:: PROMPT ::
Go through the material below and copy each line where the word "text" appears.

:: SUPPLIED RECORDS ::
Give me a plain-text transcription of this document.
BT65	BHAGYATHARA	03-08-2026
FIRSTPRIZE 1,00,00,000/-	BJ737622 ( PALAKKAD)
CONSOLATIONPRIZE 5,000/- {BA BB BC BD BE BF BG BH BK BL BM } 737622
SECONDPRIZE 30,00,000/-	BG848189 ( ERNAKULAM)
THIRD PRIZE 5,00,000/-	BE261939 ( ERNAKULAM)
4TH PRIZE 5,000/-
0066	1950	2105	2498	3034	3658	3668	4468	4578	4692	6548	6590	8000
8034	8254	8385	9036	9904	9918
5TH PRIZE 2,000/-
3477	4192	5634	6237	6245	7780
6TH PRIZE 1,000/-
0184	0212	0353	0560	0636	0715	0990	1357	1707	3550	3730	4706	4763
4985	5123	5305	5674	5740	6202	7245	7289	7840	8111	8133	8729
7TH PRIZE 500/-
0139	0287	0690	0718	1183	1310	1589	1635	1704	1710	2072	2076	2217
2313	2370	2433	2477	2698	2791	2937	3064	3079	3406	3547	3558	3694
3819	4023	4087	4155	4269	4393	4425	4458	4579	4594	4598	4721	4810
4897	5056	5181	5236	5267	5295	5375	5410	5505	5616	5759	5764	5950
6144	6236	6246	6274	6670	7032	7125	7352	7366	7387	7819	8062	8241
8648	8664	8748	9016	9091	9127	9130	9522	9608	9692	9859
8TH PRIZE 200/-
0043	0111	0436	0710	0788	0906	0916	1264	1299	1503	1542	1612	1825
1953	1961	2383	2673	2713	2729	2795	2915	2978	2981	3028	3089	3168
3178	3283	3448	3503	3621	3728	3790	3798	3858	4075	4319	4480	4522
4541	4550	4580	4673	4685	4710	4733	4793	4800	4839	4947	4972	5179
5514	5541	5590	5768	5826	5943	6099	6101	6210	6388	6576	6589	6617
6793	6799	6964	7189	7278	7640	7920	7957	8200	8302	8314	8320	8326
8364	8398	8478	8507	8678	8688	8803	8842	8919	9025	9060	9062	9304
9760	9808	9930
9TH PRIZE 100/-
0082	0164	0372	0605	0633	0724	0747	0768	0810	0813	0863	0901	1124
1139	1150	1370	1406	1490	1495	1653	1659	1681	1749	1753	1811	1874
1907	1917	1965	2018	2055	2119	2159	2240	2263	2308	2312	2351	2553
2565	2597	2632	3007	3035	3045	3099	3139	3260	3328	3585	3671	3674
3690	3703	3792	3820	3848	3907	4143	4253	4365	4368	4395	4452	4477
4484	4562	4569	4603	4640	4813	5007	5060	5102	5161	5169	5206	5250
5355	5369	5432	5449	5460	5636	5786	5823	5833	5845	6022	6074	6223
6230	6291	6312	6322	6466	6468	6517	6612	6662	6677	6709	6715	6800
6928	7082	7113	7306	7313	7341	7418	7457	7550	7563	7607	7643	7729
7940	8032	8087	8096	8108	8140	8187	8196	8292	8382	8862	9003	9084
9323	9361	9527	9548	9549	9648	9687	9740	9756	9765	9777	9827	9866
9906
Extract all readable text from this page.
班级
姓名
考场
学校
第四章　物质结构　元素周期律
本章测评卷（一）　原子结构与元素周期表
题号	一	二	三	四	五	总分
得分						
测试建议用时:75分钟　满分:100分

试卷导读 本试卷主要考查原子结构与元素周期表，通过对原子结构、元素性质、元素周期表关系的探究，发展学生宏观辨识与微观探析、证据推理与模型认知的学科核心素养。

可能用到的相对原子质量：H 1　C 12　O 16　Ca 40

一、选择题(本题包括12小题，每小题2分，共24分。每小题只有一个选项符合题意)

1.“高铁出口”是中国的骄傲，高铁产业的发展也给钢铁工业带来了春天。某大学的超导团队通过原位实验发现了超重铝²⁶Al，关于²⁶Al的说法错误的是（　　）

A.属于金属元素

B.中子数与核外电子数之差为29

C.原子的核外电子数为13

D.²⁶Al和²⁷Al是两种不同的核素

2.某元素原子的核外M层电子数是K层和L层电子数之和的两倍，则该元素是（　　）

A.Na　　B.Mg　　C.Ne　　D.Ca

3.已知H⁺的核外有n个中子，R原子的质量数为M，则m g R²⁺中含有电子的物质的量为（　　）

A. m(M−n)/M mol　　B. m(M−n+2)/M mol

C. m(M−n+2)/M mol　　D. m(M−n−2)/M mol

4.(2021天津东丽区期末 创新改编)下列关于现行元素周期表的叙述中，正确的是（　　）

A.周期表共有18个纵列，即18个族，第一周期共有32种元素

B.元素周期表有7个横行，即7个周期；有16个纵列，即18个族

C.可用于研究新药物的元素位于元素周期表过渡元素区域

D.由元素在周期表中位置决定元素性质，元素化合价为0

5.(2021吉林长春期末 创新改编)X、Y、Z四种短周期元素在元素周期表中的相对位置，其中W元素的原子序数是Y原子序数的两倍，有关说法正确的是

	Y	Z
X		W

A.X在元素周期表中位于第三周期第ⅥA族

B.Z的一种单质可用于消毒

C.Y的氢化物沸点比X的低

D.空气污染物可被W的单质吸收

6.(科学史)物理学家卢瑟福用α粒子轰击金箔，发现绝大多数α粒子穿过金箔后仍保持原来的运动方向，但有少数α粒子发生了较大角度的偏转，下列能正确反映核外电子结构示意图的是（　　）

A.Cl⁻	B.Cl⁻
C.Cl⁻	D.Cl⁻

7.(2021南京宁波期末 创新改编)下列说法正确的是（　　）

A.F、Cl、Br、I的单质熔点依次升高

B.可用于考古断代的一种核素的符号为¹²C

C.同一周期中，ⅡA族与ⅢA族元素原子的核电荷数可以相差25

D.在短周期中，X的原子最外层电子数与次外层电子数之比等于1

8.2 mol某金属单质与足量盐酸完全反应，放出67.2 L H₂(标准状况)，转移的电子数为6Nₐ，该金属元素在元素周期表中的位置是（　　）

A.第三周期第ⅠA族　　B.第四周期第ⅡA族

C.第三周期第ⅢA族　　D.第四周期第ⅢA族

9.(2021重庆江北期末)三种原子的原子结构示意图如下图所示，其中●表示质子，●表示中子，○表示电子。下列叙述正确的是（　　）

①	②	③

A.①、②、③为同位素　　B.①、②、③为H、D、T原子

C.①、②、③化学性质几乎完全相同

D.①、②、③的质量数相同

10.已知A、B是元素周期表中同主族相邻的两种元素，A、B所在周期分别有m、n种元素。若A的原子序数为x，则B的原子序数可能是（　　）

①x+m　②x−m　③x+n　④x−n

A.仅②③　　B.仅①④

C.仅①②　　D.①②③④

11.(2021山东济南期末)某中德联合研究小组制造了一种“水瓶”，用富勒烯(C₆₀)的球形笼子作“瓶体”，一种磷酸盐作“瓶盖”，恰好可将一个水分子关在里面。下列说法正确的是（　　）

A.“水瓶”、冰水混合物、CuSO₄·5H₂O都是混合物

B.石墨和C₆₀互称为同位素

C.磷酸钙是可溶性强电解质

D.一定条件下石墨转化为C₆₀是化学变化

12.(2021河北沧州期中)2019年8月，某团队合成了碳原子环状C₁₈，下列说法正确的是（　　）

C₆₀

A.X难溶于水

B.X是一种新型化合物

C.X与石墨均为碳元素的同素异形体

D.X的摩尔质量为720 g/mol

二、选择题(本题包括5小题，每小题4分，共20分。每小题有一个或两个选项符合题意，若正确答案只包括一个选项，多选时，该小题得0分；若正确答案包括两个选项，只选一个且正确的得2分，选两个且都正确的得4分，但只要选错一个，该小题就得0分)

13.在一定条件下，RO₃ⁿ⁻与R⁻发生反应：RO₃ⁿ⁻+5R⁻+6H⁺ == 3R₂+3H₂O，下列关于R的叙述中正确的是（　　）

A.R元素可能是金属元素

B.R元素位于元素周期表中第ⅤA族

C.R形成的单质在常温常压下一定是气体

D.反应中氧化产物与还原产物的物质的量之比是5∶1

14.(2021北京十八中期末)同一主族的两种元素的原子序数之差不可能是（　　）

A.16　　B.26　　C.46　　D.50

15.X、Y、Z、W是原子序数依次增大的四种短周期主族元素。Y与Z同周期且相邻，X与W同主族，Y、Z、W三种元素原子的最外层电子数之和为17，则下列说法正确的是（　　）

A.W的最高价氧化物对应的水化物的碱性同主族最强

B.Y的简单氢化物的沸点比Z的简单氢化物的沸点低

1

:: SOLUTION FOR THIS TASK ::
Give me a plain-text transcription of this document.
Extract all readable text from this page.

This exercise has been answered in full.